──────── Material for this task ────────

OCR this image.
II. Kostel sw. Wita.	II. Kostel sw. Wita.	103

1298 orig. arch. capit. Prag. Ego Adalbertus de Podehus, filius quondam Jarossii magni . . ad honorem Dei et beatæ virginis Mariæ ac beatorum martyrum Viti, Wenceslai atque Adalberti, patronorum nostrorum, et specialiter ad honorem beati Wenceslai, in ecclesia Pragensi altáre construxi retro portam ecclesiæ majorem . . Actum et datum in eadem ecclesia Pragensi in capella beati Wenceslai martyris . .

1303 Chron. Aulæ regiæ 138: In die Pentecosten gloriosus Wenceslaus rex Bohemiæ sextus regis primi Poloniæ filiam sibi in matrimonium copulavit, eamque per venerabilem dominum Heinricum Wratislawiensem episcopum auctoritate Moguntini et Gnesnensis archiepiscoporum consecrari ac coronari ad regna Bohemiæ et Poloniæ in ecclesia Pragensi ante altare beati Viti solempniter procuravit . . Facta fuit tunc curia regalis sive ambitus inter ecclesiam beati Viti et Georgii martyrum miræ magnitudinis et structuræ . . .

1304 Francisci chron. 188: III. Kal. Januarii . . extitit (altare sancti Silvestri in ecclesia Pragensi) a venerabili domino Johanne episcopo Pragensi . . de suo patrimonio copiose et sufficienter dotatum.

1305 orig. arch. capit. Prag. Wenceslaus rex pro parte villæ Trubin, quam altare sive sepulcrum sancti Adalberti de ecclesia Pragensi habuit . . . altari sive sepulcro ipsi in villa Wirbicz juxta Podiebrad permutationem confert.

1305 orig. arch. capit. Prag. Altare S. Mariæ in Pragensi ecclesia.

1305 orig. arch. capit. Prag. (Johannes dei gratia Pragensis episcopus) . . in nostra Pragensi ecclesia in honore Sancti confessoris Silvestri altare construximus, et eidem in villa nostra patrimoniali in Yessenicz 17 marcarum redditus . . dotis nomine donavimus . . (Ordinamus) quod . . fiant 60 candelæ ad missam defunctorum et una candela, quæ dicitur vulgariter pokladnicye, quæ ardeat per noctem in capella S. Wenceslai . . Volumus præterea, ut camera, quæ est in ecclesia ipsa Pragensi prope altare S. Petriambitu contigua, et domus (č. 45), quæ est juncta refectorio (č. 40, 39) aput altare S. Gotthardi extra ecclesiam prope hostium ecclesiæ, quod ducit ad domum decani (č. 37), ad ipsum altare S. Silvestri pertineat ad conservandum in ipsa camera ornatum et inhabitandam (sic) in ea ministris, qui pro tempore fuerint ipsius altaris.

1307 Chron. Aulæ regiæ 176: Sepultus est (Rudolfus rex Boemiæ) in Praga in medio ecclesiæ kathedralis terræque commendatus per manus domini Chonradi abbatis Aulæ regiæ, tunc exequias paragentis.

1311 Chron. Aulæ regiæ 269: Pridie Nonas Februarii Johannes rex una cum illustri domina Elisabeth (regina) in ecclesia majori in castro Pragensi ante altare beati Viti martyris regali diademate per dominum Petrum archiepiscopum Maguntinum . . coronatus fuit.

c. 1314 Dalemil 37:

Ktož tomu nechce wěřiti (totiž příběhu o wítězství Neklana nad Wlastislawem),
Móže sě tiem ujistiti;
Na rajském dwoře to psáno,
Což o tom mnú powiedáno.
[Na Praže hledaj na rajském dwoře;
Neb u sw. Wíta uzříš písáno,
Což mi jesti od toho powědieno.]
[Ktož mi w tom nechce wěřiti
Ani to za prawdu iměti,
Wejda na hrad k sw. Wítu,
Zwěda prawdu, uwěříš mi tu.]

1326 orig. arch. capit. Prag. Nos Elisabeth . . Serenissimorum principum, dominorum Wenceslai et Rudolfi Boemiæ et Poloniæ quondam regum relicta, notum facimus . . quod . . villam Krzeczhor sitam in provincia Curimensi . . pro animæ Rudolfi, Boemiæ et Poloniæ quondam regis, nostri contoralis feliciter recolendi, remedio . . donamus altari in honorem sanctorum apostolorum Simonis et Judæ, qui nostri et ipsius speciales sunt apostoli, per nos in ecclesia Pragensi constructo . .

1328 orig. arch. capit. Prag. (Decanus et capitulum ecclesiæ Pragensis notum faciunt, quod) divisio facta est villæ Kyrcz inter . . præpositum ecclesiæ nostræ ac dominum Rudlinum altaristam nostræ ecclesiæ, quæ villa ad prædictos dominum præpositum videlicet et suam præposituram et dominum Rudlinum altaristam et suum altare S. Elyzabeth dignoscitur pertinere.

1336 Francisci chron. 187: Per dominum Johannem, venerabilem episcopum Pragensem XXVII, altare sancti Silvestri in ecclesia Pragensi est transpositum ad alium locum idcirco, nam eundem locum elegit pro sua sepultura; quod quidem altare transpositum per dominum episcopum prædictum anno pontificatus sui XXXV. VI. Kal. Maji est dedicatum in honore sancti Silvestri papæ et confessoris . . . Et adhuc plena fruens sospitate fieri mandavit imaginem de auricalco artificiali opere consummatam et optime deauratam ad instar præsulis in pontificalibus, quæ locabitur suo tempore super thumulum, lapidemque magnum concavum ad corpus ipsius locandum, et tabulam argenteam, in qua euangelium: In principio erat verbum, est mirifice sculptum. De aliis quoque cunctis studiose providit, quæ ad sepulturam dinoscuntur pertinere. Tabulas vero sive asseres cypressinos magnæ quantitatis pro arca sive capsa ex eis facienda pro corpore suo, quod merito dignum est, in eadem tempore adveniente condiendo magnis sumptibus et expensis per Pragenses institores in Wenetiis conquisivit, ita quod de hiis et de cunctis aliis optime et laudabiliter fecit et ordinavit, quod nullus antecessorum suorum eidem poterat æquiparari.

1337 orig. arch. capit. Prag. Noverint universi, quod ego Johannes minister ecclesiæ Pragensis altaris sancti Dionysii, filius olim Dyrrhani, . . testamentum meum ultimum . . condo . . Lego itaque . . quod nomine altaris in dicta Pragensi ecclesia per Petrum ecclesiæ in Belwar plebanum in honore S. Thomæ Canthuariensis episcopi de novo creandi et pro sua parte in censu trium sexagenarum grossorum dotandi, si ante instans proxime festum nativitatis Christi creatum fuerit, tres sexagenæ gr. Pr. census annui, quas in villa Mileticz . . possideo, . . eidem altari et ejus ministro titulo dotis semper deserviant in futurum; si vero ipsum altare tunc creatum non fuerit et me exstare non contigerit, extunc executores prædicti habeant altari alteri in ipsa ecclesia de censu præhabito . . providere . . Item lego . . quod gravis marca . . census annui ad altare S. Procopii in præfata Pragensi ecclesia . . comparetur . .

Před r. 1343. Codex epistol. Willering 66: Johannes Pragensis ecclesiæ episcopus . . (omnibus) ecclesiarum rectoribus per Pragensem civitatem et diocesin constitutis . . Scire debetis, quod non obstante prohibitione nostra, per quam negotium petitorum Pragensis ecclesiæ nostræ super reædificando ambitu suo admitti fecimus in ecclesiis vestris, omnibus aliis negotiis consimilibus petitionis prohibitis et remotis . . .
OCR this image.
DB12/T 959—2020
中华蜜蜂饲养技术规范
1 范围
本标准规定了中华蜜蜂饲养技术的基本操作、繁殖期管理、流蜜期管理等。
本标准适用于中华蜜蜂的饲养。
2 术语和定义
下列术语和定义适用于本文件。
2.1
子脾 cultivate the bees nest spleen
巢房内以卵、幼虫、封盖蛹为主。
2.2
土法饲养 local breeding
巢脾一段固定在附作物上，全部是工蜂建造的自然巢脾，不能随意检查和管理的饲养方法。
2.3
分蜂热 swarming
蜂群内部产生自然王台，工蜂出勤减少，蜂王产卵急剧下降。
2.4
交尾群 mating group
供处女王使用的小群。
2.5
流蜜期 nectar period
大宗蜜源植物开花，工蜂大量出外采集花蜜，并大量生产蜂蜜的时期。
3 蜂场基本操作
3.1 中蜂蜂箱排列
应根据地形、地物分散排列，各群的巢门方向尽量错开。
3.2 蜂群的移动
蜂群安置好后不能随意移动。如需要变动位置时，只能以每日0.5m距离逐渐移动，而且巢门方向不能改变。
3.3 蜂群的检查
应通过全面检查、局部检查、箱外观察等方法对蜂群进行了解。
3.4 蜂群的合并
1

────────

Work instructions: Look above for lines with the word "Wenceslaus" and copy them all.

Response:
1303 Chron. Aulæ regiæ 138: In die Pentecosten gloriosus Wenceslaus rex Bohemiæ sextus regis primi Poloniæ filiam sibi in matrimonium copulavit, eamque per venerabilem dominum Heinricum Wratislawiensem episcopum auctoritate Moguntini et Gnesnensis archiepiscoporum consecrari ac coronari ad regna Bohemiæ et Poloniæ in ecclesia Pragensi ante altare beati Viti solempniter procuravit . . Facta fuit tunc curia regalis sive ambitus inter ecclesiam beati Viti et Georgii martyrum miræ magnitudinis et structuræ . . .
1305 orig. arch. capit. Prag. Wenceslaus rex pro parte villæ Trubin, quam altare sive sepulcrum sancti Adalberti de ecclesia Pragensi habuit . . . altari sive sepulcro ipsi in villa Wirbicz juxta Podiebrad permutationem confert.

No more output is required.